* [Written instruction]:
Reproduce every record below exactly as it appears.

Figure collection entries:
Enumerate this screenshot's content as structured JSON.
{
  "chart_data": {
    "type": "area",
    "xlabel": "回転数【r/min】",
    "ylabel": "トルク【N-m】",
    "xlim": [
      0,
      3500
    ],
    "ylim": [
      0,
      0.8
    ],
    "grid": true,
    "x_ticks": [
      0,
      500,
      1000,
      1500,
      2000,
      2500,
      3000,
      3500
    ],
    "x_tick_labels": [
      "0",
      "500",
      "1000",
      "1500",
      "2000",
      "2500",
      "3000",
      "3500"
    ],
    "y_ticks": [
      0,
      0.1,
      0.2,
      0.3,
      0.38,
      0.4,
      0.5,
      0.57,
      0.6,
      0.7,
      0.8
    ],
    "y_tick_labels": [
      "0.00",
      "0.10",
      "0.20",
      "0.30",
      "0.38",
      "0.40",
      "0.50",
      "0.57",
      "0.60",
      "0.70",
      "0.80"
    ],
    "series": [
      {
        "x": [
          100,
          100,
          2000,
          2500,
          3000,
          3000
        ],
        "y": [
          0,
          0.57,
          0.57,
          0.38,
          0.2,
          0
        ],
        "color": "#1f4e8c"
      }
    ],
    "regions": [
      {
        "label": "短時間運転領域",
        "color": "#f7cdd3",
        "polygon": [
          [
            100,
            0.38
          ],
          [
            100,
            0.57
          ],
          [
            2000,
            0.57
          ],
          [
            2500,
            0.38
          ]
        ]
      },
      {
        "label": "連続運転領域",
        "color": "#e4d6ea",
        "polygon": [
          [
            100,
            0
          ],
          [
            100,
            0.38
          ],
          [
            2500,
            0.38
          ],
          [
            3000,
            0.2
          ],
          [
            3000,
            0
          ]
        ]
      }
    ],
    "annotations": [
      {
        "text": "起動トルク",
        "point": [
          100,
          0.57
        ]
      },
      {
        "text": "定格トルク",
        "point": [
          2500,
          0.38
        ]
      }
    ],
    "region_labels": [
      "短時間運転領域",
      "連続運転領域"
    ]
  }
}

* [The answer]:
Enumerate this screenshot's content as structured JSON.
{
  "chart_data": {
    "type": "area",
    "xlabel": "回転数【r/min】",
    "ylabel": "トルク【N-m】",
    "xlim": [
      0,
      3500
    ],
    "ylim": [
      0,
      0.8
    ],
    "grid": true,
    "x_ticks": [
      0,
      500,
      1000,
      1500,
      2000,
      2500,
      3000,
      3500
    ],
    "x_tick_labels": [
      "0",
      "500",
      "1000",
      "1500",
      "2000",
      "2500",
      "3000",
      "3500"
    ],
    "y_ticks": [
      0,
      0.1,
      0.2,
      0.3,
      0.38,
      0.4,
      0.5,
      0.57,
      0.6,
      0.7,
      0.8
    ],
    "y_tick_labels": [
      "0.00",
      "0.10",
      "0.20",
      "0.30",
      "0.38",
      "0.40",
      "0.50",
      "0.57",
      "0.60",
      "0.70",
      "0.80"
    ],
    "series": [
      {
        "x": [
          100,
          100,
          2000,
          2500,
          3000,
          3000
        ],
        "y": [
          0,
          0.57,
          0.57,
          0.38,
          0.2,
          0
        ],
        "color": "#1f4e8c"
      }
    ],
    "regions": [
      {
        "label": "短時間運転領域",
        "color": "#f7cdd3",
        "polygon": [
          [
            100,
            0.38
          ],
          [
            100,
            0.57
          ],
          [
            2000,
            0.57
          ],
          [
            2500,
            0.38
          ]
        ]
      },
      {
        "label": "連続運転領域",
        "color": "#e4d6ea",
        "polygon": [
          [
            100,
            0
          ],
          [
            100,
            0.38
          ],
          [
            2500,
            0.38
          ],
          [
            3000,
            0.2
          ],
          [
            3000,
            0
          ]
        ]
      }
    ],
    "annotations": [
      {
        "text": "起動トルク",
        "point": [
          100,
          0.57
        ]
      },
      {
        "text": "定格トルク",
        "point": [
          2500,
          0.38
        ]
      }
    ],
    "region_labels": [
      "短時間運転領域",
      "連続運転領域"
    ]
  }
}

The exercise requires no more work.